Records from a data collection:
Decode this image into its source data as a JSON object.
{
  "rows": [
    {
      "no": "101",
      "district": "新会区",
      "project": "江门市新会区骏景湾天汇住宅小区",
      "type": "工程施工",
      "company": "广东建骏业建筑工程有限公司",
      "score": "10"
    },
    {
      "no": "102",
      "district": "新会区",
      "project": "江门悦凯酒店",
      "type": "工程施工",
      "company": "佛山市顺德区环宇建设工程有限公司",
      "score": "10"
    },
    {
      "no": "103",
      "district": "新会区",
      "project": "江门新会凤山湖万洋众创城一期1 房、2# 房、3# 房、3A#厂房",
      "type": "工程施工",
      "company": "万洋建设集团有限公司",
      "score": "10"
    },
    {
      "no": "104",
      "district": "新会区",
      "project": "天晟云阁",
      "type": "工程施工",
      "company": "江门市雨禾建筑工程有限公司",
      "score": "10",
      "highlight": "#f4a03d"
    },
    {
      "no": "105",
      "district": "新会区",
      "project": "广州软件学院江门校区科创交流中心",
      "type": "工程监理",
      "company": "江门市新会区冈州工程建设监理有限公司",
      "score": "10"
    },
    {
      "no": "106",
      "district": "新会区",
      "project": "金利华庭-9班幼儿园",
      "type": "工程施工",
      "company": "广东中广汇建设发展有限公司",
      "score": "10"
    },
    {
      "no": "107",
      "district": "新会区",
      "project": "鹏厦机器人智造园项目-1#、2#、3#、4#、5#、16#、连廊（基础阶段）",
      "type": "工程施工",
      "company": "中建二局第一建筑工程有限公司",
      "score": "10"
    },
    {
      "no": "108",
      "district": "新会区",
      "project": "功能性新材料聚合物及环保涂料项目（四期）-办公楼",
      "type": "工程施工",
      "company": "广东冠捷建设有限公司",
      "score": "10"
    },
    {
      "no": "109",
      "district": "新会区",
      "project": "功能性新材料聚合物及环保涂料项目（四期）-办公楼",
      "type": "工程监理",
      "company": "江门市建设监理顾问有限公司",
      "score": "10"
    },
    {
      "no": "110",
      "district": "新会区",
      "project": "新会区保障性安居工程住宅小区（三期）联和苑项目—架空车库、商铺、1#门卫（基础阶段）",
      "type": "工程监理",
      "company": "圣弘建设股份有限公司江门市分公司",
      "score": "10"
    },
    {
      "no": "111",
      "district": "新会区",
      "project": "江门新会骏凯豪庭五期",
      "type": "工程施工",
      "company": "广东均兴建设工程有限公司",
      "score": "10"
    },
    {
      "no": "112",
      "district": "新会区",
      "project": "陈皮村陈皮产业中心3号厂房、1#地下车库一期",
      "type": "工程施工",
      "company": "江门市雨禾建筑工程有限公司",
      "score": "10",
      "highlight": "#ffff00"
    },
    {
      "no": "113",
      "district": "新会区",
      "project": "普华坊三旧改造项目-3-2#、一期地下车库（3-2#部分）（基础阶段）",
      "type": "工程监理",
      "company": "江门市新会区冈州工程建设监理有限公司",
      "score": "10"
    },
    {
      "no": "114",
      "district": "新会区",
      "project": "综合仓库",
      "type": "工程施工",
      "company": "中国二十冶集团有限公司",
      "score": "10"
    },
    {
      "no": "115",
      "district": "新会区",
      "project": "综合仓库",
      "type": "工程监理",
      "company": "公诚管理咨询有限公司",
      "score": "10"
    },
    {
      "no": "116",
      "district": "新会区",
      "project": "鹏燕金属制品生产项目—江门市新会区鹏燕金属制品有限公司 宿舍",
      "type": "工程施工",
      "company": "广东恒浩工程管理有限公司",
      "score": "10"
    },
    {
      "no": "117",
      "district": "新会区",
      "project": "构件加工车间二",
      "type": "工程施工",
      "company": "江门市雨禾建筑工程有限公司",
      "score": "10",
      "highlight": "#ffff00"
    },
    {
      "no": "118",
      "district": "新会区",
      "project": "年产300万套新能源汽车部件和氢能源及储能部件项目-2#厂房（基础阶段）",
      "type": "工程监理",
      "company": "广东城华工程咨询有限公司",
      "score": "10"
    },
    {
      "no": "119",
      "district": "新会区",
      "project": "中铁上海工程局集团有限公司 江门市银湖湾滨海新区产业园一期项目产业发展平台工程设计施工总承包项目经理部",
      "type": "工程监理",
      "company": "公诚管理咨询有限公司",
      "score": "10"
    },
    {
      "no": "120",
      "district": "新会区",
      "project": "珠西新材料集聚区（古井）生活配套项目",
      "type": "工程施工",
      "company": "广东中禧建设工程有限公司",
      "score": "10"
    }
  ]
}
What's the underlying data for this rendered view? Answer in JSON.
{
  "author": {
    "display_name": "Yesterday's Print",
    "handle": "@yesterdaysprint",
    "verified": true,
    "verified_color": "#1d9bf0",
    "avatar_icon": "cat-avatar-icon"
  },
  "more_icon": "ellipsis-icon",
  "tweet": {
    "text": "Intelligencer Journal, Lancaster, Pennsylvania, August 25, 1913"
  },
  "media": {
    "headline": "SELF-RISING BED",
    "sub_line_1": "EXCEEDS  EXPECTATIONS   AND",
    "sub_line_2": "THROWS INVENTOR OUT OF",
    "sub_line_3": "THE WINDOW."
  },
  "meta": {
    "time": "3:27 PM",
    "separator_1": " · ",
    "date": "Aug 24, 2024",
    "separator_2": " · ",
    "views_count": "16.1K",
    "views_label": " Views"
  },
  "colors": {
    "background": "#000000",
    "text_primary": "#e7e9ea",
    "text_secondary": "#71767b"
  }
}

GIVEN REQUEST: Copy, from the material, each line that holds the string "基础阶段".

REPLY:
      "project": "鹏厦机器人智造园项目-1#、2#、3#、4#、5#、16#、连廊（基础阶段）",
      "project": "新会区保障性安居工程住宅小区（三期）联和苑项目—架空车库、商铺、1#门卫（基础阶段）",
      "project": "普华坊三旧改造项目-3-2#、一期地下车库（3-2#部分）（基础阶段）",
      "project": "年产300万套新能源汽车部件和氢能源及储能部件项目-2#厂房（基础阶段）",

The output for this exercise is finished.